SUPPLIED RECORDS:
■ ■ ■ ■ ■

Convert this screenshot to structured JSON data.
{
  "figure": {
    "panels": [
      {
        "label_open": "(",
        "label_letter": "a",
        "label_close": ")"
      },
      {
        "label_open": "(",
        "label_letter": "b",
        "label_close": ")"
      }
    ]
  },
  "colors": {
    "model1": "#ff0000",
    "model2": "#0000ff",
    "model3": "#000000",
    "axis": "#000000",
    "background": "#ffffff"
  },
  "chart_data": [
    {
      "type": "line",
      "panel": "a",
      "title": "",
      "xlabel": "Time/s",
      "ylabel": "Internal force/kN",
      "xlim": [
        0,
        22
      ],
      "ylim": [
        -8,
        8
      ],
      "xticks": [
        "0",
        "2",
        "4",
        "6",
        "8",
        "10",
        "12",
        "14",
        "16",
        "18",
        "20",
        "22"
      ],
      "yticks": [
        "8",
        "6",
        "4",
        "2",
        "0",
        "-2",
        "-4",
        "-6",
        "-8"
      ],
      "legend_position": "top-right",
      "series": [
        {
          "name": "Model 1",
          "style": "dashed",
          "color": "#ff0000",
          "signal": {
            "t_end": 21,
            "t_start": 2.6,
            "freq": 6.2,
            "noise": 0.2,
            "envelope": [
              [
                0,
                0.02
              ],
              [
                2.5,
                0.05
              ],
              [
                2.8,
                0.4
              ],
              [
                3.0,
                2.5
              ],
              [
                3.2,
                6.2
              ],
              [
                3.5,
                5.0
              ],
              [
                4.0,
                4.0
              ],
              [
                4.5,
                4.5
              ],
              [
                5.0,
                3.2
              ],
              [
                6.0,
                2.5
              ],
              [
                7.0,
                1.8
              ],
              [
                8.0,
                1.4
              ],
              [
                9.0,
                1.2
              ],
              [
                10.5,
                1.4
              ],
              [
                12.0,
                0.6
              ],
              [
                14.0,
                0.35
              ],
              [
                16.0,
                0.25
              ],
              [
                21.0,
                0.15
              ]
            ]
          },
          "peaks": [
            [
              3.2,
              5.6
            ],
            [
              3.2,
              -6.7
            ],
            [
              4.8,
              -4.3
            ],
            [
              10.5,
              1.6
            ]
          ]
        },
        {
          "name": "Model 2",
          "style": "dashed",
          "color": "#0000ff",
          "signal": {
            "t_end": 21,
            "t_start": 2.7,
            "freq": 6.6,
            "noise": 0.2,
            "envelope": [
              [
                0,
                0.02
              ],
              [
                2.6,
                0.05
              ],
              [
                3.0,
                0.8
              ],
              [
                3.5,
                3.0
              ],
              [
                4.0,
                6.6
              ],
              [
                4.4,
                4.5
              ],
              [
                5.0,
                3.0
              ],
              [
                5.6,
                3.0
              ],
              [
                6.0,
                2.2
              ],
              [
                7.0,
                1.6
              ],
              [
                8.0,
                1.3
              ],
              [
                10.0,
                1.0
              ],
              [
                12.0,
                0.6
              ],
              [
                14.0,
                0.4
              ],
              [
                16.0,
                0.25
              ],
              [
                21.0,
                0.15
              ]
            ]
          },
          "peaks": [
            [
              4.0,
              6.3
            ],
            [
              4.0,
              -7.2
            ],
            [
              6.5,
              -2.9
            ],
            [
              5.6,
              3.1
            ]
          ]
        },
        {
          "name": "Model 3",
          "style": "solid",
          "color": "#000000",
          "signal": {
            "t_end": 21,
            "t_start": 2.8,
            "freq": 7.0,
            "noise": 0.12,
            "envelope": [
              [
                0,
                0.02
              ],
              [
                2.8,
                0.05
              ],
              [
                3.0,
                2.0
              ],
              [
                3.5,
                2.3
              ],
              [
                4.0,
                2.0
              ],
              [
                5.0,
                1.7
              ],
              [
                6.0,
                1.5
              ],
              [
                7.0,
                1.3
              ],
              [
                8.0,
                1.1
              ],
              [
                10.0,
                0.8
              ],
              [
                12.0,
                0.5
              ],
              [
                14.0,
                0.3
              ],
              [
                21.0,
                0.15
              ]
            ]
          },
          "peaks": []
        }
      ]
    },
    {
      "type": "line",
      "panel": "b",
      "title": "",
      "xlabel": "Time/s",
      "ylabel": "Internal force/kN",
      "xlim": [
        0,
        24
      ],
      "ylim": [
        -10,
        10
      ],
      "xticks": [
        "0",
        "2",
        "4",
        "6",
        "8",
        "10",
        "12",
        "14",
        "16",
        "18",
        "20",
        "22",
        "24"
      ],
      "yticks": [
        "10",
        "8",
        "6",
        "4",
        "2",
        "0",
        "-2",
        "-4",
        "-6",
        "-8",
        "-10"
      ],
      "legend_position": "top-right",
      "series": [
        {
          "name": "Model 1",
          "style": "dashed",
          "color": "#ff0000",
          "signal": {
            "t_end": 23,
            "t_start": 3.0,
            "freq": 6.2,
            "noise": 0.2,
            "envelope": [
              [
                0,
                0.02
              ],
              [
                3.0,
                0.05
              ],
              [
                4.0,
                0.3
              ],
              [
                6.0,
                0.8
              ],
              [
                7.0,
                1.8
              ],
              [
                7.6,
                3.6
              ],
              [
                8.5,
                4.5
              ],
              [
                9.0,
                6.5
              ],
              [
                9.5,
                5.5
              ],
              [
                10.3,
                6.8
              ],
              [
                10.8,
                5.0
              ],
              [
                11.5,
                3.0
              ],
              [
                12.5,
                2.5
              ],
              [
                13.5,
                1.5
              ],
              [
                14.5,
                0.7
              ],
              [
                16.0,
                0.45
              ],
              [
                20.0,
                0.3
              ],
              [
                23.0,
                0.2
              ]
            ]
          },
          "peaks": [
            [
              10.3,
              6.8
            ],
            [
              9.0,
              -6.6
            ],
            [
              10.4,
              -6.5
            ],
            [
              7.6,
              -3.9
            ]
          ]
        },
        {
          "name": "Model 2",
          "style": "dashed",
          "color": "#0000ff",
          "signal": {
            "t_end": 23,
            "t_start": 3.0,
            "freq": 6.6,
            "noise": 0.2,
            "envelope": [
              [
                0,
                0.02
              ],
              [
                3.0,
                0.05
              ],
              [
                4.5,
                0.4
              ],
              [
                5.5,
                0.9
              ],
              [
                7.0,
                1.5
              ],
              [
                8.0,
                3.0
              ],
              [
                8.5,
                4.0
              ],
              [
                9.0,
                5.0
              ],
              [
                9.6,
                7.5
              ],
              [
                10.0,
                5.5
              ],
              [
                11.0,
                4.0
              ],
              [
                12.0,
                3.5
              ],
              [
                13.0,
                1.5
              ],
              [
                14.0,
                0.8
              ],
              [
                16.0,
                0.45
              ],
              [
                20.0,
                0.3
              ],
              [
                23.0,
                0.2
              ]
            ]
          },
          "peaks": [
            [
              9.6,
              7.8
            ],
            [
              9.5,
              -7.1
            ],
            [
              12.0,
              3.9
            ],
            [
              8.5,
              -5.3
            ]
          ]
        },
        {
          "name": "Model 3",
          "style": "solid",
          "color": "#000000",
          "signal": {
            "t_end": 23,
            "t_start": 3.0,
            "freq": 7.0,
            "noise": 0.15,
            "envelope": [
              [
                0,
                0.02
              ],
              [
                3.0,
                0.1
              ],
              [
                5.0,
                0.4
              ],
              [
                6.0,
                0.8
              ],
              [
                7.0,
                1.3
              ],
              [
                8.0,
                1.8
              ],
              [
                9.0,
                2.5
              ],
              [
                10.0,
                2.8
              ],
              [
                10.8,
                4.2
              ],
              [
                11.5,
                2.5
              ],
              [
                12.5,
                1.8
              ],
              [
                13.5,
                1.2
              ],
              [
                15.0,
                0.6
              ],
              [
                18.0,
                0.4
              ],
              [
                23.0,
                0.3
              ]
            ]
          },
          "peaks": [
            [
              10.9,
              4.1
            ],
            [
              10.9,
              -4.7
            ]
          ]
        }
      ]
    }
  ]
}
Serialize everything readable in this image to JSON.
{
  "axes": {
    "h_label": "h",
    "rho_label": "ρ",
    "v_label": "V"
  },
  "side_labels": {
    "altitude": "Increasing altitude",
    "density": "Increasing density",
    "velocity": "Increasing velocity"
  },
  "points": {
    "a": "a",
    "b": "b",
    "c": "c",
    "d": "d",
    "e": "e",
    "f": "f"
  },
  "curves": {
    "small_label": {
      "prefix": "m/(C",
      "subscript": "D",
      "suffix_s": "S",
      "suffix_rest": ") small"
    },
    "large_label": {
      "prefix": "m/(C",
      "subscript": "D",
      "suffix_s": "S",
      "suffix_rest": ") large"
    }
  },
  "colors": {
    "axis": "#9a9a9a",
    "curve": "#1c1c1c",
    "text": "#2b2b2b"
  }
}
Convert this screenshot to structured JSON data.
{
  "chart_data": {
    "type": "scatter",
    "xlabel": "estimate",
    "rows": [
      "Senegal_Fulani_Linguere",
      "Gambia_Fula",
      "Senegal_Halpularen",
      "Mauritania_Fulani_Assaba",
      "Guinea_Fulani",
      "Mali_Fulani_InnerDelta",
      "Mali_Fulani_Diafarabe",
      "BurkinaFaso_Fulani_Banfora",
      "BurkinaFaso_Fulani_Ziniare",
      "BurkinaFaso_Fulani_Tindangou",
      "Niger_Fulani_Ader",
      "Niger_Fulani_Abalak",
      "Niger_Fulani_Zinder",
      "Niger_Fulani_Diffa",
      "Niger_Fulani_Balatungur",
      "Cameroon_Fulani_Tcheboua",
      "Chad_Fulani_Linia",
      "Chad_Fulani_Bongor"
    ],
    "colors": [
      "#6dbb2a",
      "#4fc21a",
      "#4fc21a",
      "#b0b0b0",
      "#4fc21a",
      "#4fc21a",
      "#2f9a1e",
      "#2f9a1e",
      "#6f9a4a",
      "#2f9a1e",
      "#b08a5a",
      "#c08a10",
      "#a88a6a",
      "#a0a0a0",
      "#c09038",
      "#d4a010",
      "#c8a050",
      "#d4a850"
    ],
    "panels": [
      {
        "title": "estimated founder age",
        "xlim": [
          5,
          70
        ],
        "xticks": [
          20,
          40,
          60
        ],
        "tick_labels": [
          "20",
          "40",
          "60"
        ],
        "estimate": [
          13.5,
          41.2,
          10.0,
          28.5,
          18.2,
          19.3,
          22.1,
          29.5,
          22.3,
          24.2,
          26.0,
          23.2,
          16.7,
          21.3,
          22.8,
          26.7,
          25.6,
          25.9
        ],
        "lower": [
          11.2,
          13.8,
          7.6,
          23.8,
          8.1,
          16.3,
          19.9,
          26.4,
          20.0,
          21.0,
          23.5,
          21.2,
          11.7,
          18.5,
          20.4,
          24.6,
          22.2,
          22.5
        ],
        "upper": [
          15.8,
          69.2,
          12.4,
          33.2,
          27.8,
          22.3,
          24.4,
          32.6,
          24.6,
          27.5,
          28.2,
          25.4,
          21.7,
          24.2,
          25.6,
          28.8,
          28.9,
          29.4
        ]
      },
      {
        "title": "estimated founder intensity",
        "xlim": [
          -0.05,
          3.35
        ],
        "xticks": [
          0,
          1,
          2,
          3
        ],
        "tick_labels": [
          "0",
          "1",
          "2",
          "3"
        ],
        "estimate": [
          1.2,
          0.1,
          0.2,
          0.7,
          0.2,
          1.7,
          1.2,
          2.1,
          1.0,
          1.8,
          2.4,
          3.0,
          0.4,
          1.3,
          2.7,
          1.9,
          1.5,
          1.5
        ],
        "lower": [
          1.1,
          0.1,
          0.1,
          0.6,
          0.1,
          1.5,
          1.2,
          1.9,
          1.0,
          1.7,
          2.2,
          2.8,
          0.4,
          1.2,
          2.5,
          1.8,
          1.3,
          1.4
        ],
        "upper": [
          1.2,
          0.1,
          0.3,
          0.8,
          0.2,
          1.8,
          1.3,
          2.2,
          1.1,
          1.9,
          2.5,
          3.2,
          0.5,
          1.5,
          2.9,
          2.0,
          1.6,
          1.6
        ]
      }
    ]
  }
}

■ ■ ■ ■ ■

STATED TASK: Pull out every line of the entries that includes the word "founder".

SOLUTION TO THIS PROBLEM:
        "title": "estimated founder age",
        "title": "estimated founder intensity",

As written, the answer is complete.